Given records:
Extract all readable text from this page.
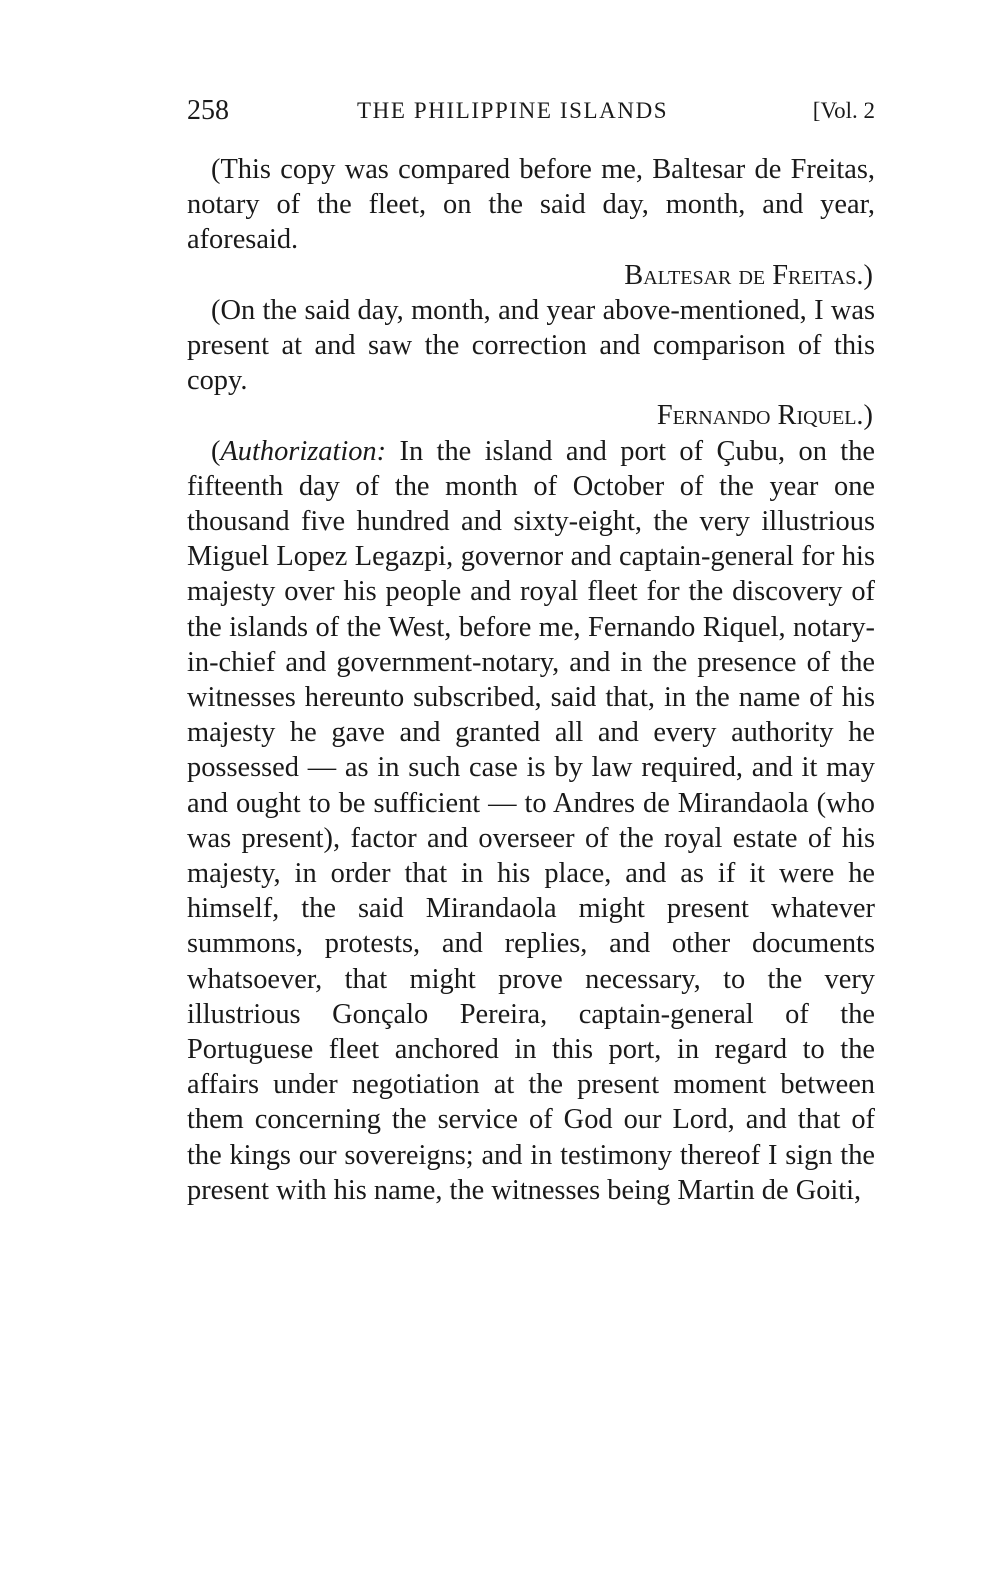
258	THE PHILIPPINE ISLANDS	[Vol. 2

(This copy was compared before me, Baltesar de Freitas, notary of the fleet, on the said day, month, and year, aforesaid.

Baltesar de Freitas.)

(On the said day, month, and year above-mentioned, I was present at and saw the correction and comparison of this copy.

Fernando Riquel.)

(Authorization: In the island and port of Çubu, on the fifteenth day of the month of October of the year one thousand five hundred and sixty-eight, the very illustrious Miguel Lopez Legazpi, governor and captain-general for his majesty over his people and royal fleet for the discovery of the islands of the West, before me, Fernando Riquel, notary-in-chief and government-notary, and in the presence of the witnesses hereunto subscribed, said that, in the name of his majesty he gave and granted all and every authority he possessed — as in such case is by law required, and it may and ought to be sufficient — to Andres de Mirandaola (who was present), factor and overseer of the royal estate of his majesty, in order that in his place, and as if it were he himself, the said Mirandaola might present whatever summons, protests, and replies, and other documents whatsoever, that might prove necessary, to the very illustrious Gonçalo Pereira, captain-general of the Portuguese fleet anchored in this port, in regard to the affairs under negotiation at the present moment between them concerning the service of God our Lord, and that of the kings our sovereigns; and in testimony thereof I sign the present with his name, the witnesses being Martin de Goiti,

Written problem:
Take the entries shown above and quote them verbatim, passing over the pictures.

Complete output:
Extract all readable text from this page.
258	THE PHILIPPINE ISLANDS	[Vol. 2

(This copy was compared before me, Baltesar de Freitas, notary of the fleet, on the said day, month, and year, aforesaid.

Baltesar de Freitas.)

(On the said day, month, and year above-mentioned, I was present at and saw the correction and comparison of this copy.

Fernando Riquel.)

(Authorization: In the island and port of Çubu, on the fifteenth day of the month of October of the year one thousand five hundred and sixty-eight, the very illustrious Miguel Lopez Legazpi, governor and captain-general for his majesty over his people and royal fleet for the discovery of the islands of the West, before me, Fernando Riquel, notary-in-chief and government-notary, and in the presence of the witnesses hereunto subscribed, said that, in the name of his majesty he gave and granted all and every authority he possessed — as in such case is by law required, and it may and ought to be sufficient — to Andres de Mirandaola (who was present), factor and overseer of the royal estate of his majesty, in order that in his place, and as if it were he himself, the said Mirandaola might present whatever summons, protests, and replies, and other documents whatsoever, that might prove necessary, to the very illustrious Gonçalo Pereira, captain-general of the Portuguese fleet anchored in this port, in regard to the affairs under negotiation at the present moment between them concerning the service of God our Lord, and that of the kings our sovereigns; and in testimony thereof I sign the present with his name, the witnesses being Martin de Goiti,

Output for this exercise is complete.